>> Begin DATA FOR PROCESSING

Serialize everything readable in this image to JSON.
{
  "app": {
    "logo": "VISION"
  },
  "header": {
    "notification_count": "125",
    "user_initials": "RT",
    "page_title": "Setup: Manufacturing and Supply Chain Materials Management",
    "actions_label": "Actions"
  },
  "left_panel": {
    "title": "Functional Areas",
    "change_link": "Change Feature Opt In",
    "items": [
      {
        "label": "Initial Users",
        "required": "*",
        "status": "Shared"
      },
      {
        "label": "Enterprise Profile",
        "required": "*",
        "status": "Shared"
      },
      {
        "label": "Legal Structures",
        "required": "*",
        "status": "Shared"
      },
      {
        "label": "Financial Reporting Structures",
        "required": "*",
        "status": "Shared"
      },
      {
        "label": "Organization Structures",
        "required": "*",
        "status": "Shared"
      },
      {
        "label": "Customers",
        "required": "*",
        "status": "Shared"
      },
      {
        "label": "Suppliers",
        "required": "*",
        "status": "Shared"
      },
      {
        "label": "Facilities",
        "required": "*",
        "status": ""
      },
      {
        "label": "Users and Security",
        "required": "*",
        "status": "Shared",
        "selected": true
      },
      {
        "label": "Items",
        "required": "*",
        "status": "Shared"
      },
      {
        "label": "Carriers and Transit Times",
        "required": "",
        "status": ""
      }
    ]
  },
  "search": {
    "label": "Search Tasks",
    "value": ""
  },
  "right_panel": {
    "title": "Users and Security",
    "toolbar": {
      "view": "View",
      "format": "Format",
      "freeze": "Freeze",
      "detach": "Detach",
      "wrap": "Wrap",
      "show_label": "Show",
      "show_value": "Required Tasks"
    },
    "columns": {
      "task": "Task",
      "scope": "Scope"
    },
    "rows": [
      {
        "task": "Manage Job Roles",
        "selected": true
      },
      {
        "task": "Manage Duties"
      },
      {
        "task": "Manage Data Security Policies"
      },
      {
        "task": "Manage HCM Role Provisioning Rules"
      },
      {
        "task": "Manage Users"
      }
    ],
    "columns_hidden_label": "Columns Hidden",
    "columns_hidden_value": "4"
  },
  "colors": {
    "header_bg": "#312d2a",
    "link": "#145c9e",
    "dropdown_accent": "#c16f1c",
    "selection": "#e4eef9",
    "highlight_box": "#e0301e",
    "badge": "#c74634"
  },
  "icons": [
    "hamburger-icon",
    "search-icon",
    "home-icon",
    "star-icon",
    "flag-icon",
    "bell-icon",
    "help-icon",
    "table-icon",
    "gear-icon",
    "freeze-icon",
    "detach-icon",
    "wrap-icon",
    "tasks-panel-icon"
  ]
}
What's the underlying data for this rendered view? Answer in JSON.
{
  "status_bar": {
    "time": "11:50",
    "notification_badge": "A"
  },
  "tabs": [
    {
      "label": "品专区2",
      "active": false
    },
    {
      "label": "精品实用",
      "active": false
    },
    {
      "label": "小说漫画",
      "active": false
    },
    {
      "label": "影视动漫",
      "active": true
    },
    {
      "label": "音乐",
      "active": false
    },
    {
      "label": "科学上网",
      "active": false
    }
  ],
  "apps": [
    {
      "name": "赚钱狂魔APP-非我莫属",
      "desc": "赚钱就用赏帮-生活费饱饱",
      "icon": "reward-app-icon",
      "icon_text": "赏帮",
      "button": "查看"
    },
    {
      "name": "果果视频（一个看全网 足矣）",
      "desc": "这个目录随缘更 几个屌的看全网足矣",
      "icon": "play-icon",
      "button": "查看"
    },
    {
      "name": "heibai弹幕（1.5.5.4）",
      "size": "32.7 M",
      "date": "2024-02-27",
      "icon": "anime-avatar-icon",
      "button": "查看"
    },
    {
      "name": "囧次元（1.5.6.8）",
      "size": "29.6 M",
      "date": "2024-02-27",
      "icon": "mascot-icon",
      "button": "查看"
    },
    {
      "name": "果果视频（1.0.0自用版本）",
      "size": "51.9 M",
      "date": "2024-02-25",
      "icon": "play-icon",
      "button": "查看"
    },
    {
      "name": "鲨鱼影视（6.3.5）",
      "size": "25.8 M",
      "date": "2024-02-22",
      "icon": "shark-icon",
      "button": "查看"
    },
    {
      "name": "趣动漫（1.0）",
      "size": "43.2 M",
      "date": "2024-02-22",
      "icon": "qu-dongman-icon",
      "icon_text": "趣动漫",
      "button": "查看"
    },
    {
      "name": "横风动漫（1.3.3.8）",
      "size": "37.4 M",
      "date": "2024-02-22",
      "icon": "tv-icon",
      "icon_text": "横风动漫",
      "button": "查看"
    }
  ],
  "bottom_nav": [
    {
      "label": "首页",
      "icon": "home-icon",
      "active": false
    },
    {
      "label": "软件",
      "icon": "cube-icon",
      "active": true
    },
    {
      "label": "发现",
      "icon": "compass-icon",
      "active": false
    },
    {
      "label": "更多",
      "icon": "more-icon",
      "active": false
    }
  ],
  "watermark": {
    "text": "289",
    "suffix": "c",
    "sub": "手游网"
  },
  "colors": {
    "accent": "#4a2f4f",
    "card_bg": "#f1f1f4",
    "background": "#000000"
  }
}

>> End DATA FOR PROCESSING

Every entry should be output exactly as written, please.

Serialize everything readable in this image to JSON.
{
  "app": {
    "logo": "VISION"
  },
  "header": {
    "notification_count": "125",
    "user_initials": "RT",
    "page_title": "Setup: Manufacturing and Supply Chain Materials Management",
    "actions_label": "Actions"
  },
  "left_panel": {
    "title": "Functional Areas",
    "change_link": "Change Feature Opt In",
    "items": [
      {
        "label": "Initial Users",
        "required": "*",
        "status": "Shared"
      },
      {
        "label": "Enterprise Profile",
        "required": "*",
        "status": "Shared"
      },
      {
        "label": "Legal Structures",
        "required": "*",
        "status": "Shared"
      },
      {
        "label": "Financial Reporting Structures",
        "required": "*",
        "status": "Shared"
      },
      {
        "label": "Organization Structures",
        "required": "*",
        "status": "Shared"
      },
      {
        "label": "Customers",
        "required": "*",
        "status": "Shared"
      },
      {
        "label": "Suppliers",
        "required": "*",
        "status": "Shared"
      },
      {
        "label": "Facilities",
        "required": "*",
        "status": ""
      },
      {
        "label": "Users and Security",
        "required": "*",
        "status": "Shared",
        "selected": true
      },
      {
        "label": "Items",
        "required": "*",
        "status": "Shared"
      },
      {
        "label": "Carriers and Transit Times",
        "required": "",
        "status": ""
      }
    ]
  },
  "search": {
    "label": "Search Tasks",
    "value": ""
  },
  "right_panel": {
    "title": "Users and Security",
    "toolbar": {
      "view": "View",
      "format": "Format",
      "freeze": "Freeze",
      "detach": "Detach",
      "wrap": "Wrap",
      "show_label": "Show",
      "show_value": "Required Tasks"
    },
    "columns": {
      "task": "Task",
      "scope": "Scope"
    },
    "rows": [
      {
        "task": "Manage Job Roles",
        "selected": true
      },
      {
        "task": "Manage Duties"
      },
      {
        "task": "Manage Data Security Policies"
      },
      {
        "task": "Manage HCM Role Provisioning Rules"
      },
      {
        "task": "Manage Users"
      }
    ],
    "columns_hidden_label": "Columns Hidden",
    "columns_hidden_value": "4"
  },
  "colors": {
    "header_bg": "#312d2a",
    "link": "#145c9e",
    "dropdown_accent": "#c16f1c",
    "selection": "#e4eef9",
    "highlight_box": "#e0301e",
    "badge": "#c74634"
  },
  "icons": [
    "hamburger-icon",
    "search-icon",
    "home-icon",
    "star-icon",
    "flag-icon",
    "bell-icon",
    "help-icon",
    "table-icon",
    "gear-icon",
    "freeze-icon",
    "detach-icon",
    "wrap-icon",
    "tasks-panel-icon"
  ]
}
What's the underlying data for this rendered view? Answer in JSON.
{
  "status_bar": {
    "time": "11:50",
    "notification_badge": "A"
  },
  "tabs": [
    {
      "label": "品专区2",
      "active": false
    },
    {
      "label": "精品实用",
      "active": false
    },
    {
      "label": "小说漫画",
      "active": false
    },
    {
      "label": "影视动漫",
      "active": true
    },
    {
      "label": "音乐",
      "active": false
    },
    {
      "label": "科学上网",
      "active": false
    }
  ],
  "apps": [
    {
      "name": "赚钱狂魔APP-非我莫属",
      "desc": "赚钱就用赏帮-生活费饱饱",
      "icon": "reward-app-icon",
      "icon_text": "赏帮",
      "button": "查看"
    },
    {
      "name": "果果视频（一个看全网 足矣）",
      "desc": "这个目录随缘更 几个屌的看全网足矣",
      "icon": "play-icon",
      "button": "查看"
    },
    {
      "name": "heibai弹幕（1.5.5.4）",
      "size": "32.7 M",
      "date": "2024-02-27",
      "icon": "anime-avatar-icon",
      "button": "查看"
    },
    {
      "name": "囧次元（1.5.6.8）",
      "size": "29.6 M",
      "date": "2024-02-27",
      "icon": "mascot-icon",
      "button": "查看"
    },
    {
      "name": "果果视频（1.0.0自用版本）",
      "size": "51.9 M",
      "date": "2024-02-25",
      "icon": "play-icon",
      "button": "查看"
    },
    {
      "name": "鲨鱼影视（6.3.5）",
      "size": "25.8 M",
      "date": "2024-02-22",
      "icon": "shark-icon",
      "button": "查看"
    },
    {
      "name": "趣动漫（1.0）",
      "size": "43.2 M",
      "date": "2024-02-22",
      "icon": "qu-dongman-icon",
      "icon_text": "趣动漫",
      "button": "查看"
    },
    {
      "name": "横风动漫（1.3.3.8）",
      "size": "37.4 M",
      "date": "2024-02-22",
      "icon": "tv-icon",
      "icon_text": "横风动漫",
      "button": "查看"
    }
  ],
  "bottom_nav": [
    {
      "label": "首页",
      "icon": "home-icon",
      "active": false
    },
    {
      "label": "软件",
      "icon": "cube-icon",
      "active": true
    },
    {
      "label": "发现",
      "icon": "compass-icon",
      "active": false
    },
    {
      "label": "更多",
      "icon": "more-icon",
      "active": false
    }
  ],
  "watermark": {
    "text": "289",
    "suffix": "c",
    "sub": "手游网"
  },
  "colors": {
    "accent": "#4a2f4f",
    "card_bg": "#f1f1f4",
    "background": "#000000"
  }
}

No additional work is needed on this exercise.